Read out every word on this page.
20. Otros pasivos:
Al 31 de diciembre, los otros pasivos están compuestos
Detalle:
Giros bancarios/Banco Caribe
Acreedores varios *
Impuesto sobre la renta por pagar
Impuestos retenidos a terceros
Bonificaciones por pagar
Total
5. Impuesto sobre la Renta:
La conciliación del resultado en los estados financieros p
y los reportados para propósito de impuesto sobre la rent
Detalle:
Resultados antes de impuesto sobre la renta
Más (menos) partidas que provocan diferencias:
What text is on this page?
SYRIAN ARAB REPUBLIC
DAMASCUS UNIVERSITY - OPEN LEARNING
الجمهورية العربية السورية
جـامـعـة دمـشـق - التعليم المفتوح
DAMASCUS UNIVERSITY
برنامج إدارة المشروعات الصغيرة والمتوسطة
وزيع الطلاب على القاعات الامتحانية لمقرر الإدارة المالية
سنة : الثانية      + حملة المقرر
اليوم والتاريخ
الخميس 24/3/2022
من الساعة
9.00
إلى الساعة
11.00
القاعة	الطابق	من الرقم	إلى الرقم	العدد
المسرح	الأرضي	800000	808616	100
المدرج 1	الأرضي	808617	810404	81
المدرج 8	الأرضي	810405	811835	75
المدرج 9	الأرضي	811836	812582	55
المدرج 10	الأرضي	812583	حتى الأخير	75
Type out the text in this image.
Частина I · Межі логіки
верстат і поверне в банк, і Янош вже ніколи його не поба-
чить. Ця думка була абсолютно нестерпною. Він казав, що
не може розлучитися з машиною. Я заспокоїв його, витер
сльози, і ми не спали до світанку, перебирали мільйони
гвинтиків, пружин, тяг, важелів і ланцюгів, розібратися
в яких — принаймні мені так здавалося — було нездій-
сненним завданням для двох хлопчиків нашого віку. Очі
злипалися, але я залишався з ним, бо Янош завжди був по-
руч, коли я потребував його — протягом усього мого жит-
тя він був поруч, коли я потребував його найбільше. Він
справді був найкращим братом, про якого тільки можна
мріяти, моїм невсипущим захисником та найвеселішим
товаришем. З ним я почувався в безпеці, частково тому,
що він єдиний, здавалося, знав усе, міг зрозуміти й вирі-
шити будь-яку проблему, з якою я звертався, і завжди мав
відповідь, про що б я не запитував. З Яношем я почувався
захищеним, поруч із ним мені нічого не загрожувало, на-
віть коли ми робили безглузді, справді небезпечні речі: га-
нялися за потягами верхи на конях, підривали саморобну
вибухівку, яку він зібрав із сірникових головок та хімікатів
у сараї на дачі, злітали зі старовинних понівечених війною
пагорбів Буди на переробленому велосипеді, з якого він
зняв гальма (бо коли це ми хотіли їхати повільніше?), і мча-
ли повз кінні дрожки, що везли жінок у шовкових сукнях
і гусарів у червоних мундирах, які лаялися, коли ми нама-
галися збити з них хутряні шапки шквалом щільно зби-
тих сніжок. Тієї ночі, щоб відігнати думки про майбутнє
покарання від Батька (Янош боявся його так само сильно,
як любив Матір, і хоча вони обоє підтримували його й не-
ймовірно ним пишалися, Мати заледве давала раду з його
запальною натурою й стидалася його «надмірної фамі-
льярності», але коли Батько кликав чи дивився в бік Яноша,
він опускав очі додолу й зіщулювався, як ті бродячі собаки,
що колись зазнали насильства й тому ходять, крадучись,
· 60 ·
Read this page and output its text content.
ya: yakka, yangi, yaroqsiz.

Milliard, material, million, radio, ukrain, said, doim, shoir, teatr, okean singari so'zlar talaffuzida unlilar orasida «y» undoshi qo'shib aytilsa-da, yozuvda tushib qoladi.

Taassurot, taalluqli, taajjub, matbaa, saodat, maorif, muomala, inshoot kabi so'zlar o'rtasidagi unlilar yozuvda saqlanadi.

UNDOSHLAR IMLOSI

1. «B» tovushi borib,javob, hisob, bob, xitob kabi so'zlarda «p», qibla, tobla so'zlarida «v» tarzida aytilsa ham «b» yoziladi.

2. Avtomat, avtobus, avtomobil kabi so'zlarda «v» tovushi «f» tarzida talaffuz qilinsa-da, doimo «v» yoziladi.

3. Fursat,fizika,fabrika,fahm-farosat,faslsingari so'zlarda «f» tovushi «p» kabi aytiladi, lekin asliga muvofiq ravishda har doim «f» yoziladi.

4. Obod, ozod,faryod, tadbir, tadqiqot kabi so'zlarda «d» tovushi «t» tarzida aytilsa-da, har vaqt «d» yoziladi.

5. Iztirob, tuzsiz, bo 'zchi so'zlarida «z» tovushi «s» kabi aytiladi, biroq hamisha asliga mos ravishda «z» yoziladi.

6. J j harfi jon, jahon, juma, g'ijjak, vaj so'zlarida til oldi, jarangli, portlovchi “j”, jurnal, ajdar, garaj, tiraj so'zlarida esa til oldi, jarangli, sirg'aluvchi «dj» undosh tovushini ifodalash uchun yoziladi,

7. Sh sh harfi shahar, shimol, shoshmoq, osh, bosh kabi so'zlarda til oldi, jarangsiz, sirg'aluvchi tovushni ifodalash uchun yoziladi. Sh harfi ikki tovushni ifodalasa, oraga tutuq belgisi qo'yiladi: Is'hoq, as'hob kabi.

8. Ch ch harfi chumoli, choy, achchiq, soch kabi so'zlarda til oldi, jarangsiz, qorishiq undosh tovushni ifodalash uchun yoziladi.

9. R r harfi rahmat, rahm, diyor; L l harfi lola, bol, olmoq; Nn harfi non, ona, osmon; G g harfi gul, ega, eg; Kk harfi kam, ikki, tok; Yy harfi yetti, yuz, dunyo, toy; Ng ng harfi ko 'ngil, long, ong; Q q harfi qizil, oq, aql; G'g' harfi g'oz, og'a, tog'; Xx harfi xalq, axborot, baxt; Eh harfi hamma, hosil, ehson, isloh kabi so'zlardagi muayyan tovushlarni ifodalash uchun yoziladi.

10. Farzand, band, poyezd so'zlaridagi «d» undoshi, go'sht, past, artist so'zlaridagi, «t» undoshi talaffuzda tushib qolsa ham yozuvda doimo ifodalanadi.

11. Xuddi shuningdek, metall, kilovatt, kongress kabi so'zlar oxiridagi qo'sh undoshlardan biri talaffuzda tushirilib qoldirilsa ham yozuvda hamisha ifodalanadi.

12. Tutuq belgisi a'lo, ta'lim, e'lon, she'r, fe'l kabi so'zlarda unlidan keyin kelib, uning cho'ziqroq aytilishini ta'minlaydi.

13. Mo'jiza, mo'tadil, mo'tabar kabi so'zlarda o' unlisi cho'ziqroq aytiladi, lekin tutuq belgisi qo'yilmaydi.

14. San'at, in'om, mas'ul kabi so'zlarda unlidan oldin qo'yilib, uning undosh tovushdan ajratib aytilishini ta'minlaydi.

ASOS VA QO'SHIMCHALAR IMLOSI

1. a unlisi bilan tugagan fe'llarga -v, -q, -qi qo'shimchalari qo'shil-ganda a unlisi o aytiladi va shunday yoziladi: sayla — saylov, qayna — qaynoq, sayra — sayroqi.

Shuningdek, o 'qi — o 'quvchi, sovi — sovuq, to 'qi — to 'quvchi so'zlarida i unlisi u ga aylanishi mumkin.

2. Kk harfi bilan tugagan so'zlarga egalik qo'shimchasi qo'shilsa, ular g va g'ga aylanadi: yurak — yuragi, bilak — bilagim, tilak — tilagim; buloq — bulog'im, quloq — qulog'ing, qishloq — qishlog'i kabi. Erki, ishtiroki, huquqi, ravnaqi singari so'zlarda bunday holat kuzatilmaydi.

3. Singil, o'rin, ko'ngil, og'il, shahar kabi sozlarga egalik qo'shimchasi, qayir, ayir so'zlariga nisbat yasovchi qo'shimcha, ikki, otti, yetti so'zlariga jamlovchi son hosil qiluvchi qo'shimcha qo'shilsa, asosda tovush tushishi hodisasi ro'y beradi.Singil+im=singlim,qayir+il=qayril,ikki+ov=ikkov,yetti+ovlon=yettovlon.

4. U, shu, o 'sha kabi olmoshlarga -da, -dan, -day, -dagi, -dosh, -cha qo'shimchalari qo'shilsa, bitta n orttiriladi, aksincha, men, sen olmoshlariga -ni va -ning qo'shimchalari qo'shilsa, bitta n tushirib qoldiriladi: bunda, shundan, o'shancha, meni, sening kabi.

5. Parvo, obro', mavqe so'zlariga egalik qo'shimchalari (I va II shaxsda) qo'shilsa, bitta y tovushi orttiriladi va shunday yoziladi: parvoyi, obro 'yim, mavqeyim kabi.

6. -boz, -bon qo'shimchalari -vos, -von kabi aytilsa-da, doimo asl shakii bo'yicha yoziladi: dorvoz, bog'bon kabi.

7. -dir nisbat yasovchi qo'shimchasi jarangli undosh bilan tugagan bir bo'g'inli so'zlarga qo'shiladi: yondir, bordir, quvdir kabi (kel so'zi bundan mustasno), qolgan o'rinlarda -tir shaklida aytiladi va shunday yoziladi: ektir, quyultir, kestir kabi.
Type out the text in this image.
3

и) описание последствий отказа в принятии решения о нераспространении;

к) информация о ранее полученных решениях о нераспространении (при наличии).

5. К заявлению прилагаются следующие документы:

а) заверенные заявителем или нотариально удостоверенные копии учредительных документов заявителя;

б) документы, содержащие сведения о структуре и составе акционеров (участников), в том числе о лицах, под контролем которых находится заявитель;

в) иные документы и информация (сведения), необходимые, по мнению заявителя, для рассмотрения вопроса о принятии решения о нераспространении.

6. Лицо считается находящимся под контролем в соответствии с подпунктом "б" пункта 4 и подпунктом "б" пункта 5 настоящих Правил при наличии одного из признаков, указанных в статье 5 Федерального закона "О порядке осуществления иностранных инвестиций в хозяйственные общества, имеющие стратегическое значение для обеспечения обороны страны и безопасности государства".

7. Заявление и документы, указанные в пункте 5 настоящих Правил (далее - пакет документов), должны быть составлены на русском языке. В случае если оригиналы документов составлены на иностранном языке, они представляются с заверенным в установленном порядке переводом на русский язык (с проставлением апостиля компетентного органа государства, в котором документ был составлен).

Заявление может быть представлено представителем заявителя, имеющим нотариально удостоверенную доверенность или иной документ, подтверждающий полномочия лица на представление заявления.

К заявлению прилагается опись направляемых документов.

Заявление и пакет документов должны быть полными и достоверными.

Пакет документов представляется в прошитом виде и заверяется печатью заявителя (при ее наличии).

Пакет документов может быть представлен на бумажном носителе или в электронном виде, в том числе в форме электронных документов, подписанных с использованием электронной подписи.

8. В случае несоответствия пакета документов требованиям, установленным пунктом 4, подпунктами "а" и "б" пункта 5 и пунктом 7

▶ AIM: Give only the number of lines in the entries that contain "aytilishini".

▶ RESPONSE TO THIS EXERCISE: 2